Kutipan Terpilih:
────────

Thursday 14 February 2019

Nggak Ada yang Salah Kalo Gue Belum Kawin, yang Salah Kenapa Loe Ribetin Gue Belum Kawin Sih?

Manual painting karya Arief Hadinata

Pertanyaan basa-basi di quarter life crisis ialah, "Kapan kawin?" atau "Kapan nikah?"
Sedarurat itu sebuah pernikahan sampai dipertanyakan nyaris setiap hari oleh sahabat, kawan, orang tua, keluarga, handai-taulan, sanak-famili, simbah kakung dan simbah putri, pakde-bude, om-tante, tetangga, sampai netijen.
Penting nggak sih nanyain kapan nikah? Ada yang baper dan mutung karena ngerasa pertanyaan itu nggak pantas diajukan.

────────

Data yang Diberikan:

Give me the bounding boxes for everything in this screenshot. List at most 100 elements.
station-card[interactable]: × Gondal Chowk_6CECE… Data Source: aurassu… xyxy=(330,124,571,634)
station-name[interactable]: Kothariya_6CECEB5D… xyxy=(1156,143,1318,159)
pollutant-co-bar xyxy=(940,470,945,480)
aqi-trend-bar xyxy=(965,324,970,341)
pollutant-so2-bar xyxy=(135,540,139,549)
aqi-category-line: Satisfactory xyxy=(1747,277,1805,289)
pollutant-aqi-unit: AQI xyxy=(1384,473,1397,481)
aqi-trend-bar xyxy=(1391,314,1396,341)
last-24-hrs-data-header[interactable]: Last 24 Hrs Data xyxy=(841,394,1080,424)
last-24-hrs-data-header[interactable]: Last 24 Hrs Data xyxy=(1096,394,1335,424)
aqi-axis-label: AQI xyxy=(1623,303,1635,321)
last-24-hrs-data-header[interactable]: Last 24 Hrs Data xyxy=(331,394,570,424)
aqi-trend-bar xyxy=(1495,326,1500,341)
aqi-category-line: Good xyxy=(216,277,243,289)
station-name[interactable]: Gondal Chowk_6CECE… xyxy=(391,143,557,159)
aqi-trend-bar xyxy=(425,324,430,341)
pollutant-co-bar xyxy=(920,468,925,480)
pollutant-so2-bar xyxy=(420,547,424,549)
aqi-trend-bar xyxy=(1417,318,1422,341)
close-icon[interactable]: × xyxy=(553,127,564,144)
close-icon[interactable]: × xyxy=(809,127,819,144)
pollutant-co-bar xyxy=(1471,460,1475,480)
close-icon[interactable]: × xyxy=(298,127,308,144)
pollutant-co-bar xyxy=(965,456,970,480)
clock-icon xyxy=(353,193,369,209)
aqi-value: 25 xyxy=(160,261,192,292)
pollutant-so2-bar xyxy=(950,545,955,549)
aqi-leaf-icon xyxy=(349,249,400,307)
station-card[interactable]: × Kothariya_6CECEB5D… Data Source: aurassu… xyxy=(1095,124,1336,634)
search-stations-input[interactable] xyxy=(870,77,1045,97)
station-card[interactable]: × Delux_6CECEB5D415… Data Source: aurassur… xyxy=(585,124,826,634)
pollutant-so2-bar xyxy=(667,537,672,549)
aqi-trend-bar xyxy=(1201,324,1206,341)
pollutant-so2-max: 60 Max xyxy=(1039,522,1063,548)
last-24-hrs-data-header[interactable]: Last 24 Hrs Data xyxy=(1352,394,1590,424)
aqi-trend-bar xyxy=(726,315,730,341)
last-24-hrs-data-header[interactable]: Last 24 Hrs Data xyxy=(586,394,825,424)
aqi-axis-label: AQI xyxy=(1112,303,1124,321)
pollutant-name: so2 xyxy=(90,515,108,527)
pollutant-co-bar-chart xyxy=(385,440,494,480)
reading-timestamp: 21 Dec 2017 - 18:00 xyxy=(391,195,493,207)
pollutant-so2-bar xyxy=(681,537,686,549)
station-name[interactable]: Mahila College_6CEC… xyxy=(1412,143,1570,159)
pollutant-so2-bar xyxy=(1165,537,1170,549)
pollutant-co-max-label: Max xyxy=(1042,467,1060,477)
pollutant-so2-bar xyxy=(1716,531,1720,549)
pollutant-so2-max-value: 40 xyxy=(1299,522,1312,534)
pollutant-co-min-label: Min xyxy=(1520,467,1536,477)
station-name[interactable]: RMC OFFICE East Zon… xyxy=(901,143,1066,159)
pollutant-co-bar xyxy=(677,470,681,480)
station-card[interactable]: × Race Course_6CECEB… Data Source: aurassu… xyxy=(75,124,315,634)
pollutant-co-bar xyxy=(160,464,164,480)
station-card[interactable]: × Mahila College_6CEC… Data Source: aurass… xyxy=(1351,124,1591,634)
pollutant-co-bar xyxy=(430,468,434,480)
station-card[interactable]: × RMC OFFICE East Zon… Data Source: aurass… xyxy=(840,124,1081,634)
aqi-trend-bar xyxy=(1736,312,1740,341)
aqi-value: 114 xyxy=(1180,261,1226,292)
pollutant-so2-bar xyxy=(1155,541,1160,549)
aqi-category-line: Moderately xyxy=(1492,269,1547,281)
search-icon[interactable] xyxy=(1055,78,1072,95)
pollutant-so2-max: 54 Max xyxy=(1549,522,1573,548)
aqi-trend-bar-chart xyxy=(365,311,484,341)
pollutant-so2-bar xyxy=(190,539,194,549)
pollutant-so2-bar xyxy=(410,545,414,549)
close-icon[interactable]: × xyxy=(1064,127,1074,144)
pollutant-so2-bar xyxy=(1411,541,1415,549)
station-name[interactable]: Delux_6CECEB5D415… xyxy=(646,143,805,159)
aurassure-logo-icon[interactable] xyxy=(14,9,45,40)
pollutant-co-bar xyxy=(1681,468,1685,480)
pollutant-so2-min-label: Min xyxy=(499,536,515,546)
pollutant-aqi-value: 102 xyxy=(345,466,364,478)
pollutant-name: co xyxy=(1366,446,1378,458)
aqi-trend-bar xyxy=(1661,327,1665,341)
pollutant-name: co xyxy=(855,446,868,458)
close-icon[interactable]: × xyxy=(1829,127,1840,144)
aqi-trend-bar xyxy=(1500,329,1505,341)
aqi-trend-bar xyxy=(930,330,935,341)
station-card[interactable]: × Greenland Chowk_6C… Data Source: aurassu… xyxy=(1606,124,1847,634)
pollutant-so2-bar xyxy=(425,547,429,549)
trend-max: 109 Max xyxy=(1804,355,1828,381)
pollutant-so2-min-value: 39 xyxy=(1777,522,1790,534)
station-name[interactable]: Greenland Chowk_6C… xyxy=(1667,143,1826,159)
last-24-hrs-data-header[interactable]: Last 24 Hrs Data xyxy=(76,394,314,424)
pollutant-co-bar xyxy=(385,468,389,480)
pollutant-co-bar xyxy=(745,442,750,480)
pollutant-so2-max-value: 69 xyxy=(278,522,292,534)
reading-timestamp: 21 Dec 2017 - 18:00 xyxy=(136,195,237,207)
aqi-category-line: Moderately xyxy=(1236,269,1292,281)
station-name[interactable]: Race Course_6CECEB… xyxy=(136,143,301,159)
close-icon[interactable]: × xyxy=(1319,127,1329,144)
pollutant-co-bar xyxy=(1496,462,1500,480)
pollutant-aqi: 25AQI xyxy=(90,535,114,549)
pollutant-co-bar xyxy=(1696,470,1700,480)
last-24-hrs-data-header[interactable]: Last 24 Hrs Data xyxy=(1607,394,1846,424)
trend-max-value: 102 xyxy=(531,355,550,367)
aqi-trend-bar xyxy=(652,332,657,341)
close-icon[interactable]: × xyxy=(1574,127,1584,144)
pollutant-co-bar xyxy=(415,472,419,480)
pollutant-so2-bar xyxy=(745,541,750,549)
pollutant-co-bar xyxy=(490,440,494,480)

────────

Daftar Tugas:
[1] Ketik ulang tanpa perubahan bagian entri yang dimulai dari baris pertama entri dan berakhir pada baris yang memuat "aqi-trend-bar xyxy=(965,324,970,341)". Kedua baris batas itu ikut disalin.
[2] Teruskan tulisan tentang pertanyaan "Kapan nikah?" itu, mulai sesudah kalimat terakhir yang tercantum.

Jawaban Berurutan:
[1]
Give me the bounding boxes for everything in this screenshot. List at most 100 elements.
station-card[interactable]: × Gondal Chowk_6CECE… Data Source: aurassu… xyxy=(330,124,571,634)
station-name[interactable]: Kothariya_6CECEB5D… xyxy=(1156,143,1318,159)
pollutant-co-bar xyxy=(940,470,945,480)
aqi-trend-bar xyxy=(965,324,970,341)

[2]
Ya tiap orang beda-beda reaksinya. Kayak aku, dibilang nggak menarik ya reaksiku biasa aja, lahwong emang blas nggak ada menariknya. Nah kalo ada yang bilang aku keliatan cantik, baru aku bingung. Darimananya? Demikian juga bagi para jomblo, nggak semuanya reaktif ketika ditanya kapan nikah. Ada yang jawab kalem, ada yang baper. Macem-macem alasannya kenapa ada yang kalem pas ditanya, ada yang udah ngeluarin tameng dan palu Thor ketika ditanya. Pasalnya, pertanyaan itu akan salah diajukan kalau si empunya barusan denger kabar mantan yang dulu sangat ngajakin break karena LDR dan berjanji untuk kembali begitu mereka sukses, eh ternyata ngirim undangan nikahan. Atau bisa juga si empunya udah nemu orang yang disayang dan layak ke pelaminan, eh ternyata nggak direstui oleh keluarganya. Kan banyak ya alesan orang merasa hati yang sedang ringkih dan retak sana-sini, janganlah disiram garam dengan pertanyaan 'kapan kawin?'
Kalo memang ada pertanyaan basa-basi yang menarik, tanyakan hal lain. Cuaca misalnya. Atau mending ghibah aja sekalian. Paling ilang dosa dan nambah pahala, bonusnya menambah wawasan pergaulan. Daripada menyakiti orang lain dan dikenang seumur hidup sebagai penyakit temen yang sama sekali nggak asik.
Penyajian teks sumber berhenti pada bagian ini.